> [Texte fourni]:
· · · ·
Aristote nous dit expressément, au moins pour le troisième argument, que le temps est supposé formé d’instants (τὸν χρόνον συγκεῖσθαι ἐϰ τῶν νῦν).

La flèche. — Ici se présente une difficulté d’interprétation. Ed. Zeller et M. Renouvier croient devoir corriger le texte d’Aristote : nous pensons au contraire qu’il faut le maintenir. Traduisons d’abord, et expliquons le texte d’Aristote.

« Une chose est en repos, ou en mouvement, lorsqu’elle est dans un espace égal à elle-même. La flèche qui vole est toujours ἐν τῷ νῦν, dans l’instant. Elle est donc toujours immobile. »

Voici comment nous interprétons ce texte. — Il est rigoureusement impossible que la flèche se meuve dans l’instant (supposé indivisible), car, si elle changeait de position, l’instant se retrouverait aussitôt divisé. Or le mobile, dans l’instant, est ou en repos ou en mouvement : comme il n’est pas en mouvement, il est en repos, et comme le temps, par hypothèse, n’est formé que d’instants, le mobile est toujours en repos.
· · · ·
> [Enregistrements fournis]:
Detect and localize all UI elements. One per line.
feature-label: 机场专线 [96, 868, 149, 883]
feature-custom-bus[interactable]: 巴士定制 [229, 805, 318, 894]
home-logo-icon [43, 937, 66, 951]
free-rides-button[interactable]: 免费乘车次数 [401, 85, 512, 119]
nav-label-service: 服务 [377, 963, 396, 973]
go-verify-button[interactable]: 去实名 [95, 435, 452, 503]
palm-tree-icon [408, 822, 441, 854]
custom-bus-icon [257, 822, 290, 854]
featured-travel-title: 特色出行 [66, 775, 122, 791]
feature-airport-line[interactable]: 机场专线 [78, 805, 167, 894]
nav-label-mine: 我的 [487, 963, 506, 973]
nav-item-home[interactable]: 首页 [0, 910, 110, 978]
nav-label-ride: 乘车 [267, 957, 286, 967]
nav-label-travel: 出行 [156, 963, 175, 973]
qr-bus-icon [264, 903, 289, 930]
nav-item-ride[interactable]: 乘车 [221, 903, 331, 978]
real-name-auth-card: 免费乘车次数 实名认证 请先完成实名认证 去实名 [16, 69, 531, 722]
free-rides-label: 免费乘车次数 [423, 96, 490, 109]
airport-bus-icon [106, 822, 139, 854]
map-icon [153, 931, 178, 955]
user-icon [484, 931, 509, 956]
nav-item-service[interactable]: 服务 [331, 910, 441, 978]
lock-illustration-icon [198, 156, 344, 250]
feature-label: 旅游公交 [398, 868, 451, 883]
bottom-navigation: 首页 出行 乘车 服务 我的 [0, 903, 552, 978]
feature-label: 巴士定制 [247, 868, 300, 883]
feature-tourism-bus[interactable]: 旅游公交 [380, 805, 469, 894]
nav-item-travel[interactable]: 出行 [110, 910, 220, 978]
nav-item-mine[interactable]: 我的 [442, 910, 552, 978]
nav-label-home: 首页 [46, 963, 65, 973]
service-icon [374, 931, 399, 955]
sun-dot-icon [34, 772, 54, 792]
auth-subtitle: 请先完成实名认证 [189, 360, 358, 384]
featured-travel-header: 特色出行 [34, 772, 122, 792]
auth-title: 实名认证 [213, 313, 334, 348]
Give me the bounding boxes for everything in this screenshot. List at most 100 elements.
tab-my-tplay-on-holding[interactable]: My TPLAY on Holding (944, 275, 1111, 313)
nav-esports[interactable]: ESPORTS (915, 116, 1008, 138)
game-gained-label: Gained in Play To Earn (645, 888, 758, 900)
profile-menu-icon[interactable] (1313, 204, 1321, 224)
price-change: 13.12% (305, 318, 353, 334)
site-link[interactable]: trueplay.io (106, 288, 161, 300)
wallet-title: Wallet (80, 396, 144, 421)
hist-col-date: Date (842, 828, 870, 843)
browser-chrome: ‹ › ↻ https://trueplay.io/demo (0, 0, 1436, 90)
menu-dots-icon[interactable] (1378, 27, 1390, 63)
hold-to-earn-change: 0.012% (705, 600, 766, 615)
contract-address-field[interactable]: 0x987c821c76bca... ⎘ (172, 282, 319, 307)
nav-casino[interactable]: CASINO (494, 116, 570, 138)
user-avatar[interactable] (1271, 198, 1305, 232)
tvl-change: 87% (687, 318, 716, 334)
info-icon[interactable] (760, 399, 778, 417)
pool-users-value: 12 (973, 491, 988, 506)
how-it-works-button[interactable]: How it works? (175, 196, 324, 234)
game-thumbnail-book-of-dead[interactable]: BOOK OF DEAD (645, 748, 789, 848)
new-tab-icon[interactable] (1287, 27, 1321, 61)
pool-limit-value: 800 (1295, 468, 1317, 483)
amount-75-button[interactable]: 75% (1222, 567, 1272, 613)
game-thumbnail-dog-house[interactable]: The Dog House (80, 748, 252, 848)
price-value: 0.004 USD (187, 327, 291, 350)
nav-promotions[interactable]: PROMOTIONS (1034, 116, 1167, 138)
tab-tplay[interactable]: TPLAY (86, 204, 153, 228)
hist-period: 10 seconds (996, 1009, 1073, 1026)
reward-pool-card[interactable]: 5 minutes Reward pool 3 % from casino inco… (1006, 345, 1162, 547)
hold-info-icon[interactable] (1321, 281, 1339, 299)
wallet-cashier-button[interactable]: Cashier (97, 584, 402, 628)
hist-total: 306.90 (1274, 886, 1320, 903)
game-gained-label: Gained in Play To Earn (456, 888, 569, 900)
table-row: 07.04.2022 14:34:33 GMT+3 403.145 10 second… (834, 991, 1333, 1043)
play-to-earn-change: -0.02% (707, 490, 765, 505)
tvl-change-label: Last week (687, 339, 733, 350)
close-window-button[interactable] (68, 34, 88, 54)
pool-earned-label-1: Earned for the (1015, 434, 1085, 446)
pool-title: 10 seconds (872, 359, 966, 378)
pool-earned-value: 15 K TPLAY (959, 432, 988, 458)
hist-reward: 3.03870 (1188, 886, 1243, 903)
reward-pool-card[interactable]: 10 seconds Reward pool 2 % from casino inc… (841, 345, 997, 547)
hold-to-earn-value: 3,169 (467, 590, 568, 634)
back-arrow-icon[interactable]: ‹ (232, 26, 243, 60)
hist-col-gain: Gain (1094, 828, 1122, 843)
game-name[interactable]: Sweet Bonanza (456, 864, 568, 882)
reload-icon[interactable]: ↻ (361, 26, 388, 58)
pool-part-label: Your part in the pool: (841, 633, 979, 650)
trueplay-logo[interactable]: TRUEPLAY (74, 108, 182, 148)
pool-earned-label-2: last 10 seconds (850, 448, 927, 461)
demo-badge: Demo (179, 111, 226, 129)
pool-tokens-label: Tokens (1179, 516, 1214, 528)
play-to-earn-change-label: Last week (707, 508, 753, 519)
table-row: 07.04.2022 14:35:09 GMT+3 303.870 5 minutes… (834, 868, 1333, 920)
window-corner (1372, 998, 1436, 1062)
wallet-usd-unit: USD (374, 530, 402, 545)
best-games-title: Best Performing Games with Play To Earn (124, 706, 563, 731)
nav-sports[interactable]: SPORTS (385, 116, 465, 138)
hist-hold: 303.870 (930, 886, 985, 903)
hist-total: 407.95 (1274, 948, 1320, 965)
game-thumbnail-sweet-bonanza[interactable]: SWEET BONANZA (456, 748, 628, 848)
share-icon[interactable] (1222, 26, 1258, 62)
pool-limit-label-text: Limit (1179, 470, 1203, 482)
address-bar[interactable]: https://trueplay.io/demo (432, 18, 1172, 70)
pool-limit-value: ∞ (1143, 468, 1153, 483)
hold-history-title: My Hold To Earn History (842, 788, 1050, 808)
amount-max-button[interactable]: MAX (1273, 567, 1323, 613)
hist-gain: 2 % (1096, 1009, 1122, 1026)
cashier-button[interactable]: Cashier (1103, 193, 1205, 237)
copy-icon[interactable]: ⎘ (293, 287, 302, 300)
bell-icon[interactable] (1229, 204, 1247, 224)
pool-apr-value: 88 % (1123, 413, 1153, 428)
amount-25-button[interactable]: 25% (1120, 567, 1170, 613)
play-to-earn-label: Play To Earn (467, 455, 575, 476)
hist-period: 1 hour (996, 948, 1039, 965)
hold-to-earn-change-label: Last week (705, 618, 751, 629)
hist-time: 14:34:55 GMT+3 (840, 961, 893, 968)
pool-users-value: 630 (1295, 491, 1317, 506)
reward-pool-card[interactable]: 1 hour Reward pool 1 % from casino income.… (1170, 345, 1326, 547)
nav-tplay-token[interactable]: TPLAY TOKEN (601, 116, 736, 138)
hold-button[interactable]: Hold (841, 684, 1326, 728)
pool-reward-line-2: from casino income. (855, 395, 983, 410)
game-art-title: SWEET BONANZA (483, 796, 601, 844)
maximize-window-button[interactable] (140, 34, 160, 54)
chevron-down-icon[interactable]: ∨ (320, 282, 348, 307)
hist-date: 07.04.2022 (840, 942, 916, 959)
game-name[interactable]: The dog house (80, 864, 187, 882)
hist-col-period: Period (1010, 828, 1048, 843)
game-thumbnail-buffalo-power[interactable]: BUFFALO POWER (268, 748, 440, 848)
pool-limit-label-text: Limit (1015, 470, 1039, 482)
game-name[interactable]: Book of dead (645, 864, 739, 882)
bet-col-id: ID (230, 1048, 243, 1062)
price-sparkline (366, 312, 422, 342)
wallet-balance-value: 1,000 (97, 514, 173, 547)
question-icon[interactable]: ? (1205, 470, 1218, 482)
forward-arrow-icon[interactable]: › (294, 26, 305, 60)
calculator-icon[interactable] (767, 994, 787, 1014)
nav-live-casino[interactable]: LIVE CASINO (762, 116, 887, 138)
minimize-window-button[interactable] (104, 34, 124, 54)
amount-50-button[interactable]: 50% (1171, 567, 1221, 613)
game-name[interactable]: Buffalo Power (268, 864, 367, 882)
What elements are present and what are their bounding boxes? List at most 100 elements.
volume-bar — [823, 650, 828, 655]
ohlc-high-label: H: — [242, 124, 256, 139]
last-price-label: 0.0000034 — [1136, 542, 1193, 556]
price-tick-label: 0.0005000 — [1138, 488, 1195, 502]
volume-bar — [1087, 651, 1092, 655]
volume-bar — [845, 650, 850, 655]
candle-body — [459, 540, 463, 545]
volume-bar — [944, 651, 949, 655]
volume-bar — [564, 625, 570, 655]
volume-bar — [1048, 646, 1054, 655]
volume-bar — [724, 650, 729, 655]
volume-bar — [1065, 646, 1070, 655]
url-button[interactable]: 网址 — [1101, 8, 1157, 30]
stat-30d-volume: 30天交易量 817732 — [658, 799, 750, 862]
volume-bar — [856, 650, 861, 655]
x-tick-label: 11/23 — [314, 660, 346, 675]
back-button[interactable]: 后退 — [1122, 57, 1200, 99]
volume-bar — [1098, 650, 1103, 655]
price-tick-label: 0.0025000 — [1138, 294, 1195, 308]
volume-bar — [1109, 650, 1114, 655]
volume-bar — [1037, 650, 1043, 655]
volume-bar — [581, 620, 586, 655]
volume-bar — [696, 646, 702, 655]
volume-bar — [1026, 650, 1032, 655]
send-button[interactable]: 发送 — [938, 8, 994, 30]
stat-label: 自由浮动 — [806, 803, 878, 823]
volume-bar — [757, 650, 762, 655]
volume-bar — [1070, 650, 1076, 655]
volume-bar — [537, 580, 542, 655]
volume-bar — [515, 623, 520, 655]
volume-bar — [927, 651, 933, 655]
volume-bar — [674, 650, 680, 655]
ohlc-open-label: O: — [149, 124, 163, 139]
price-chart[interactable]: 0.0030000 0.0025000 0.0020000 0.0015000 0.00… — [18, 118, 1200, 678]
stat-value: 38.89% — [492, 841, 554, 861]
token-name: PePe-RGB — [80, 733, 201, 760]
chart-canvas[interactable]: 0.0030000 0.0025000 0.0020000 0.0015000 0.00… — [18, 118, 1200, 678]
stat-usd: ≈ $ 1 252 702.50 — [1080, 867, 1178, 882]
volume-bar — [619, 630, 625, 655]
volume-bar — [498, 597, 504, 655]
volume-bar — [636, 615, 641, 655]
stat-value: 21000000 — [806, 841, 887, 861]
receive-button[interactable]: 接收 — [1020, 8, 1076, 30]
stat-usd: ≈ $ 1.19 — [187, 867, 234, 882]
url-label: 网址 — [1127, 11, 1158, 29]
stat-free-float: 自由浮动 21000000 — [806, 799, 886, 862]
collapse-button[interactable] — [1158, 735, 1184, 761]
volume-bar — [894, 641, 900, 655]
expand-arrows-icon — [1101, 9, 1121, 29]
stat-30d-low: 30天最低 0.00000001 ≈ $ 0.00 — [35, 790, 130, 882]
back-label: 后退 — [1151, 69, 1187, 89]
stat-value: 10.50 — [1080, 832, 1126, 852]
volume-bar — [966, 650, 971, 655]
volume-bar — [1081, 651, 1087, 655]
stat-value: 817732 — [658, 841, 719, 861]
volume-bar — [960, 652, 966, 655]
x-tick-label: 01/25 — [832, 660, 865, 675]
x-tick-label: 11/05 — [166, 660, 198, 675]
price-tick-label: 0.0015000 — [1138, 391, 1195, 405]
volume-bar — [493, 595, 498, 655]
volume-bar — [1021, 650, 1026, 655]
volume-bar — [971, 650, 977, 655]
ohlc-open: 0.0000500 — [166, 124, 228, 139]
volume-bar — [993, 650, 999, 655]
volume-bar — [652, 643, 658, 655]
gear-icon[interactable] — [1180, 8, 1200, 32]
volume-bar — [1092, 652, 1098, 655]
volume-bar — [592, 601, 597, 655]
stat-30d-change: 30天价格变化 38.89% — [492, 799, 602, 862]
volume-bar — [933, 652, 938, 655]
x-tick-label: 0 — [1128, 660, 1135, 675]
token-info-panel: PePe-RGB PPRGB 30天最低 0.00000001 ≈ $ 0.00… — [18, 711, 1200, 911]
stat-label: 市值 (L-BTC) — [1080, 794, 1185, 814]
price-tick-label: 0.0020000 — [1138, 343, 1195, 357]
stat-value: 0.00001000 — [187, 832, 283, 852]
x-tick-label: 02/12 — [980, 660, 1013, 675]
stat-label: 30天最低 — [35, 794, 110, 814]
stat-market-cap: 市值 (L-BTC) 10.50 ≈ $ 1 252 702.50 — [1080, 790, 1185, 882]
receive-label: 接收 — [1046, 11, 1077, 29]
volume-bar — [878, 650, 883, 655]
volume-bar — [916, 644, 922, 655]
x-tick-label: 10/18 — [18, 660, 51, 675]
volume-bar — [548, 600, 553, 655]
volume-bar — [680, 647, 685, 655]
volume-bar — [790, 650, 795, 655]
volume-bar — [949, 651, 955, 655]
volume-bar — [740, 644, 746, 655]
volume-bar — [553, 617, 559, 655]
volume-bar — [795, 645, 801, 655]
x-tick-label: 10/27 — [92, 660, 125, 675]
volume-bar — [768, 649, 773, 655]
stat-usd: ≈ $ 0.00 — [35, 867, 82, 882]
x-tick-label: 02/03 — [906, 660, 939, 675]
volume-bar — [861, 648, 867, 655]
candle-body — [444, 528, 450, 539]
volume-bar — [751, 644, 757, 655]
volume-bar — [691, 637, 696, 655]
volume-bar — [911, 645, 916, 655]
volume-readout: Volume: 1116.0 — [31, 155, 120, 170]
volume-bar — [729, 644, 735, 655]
· · · ·
> [Objectifs]:
1 – Pour chacun des énoncés suivants, indiquez par oui ou par non s’il concorde avec le texte sur la flèche, puis citez à l’identique les mots qui tranchent.
(a) Zeller et Renouvier estiment qu’il faut corriger le texte d’Aristote.
(b) Les auteurs de l’interprétation jugent eux aussi le texte d’Aristote à corriger.
(c) Selon l’interprétation proposée, la flèche peut changer de position dans l’instant sans que celui-ci soit divisé.
2 – Dupliquez sans la moindre modification le passage du texte sur la flèche qui débute par « Voici comment nous » et se poursuit jusqu’à « toujours en repos. ».

> [Corrigé de l’exercice]:
1 –
(a) Oui : « Ed. Zeller et M. Renouvier croient devoir corriger le texte d’Aristote ».
(b) Non : « nous pensons au contraire qu’il faut le maintenir ».
(c) Non : « si elle changeait de position, l’instant se retrouverait aussitôt divisé ».

2 –
Voici comment nous interprétons ce texte. — Il est rigoureusement impossible que la flèche se meuve dans l’instant (supposé indivisible), car, si elle changeait de position, l’instant se retrouverait aussitôt divisé. Or le mobile, dans l’instant, est ou en repos ou en mouvement : comme il n’est pas en mouvement, il est en repos, et comme le temps, par hypothèse, n’est formé que d’instants, le mobile est toujours en repos.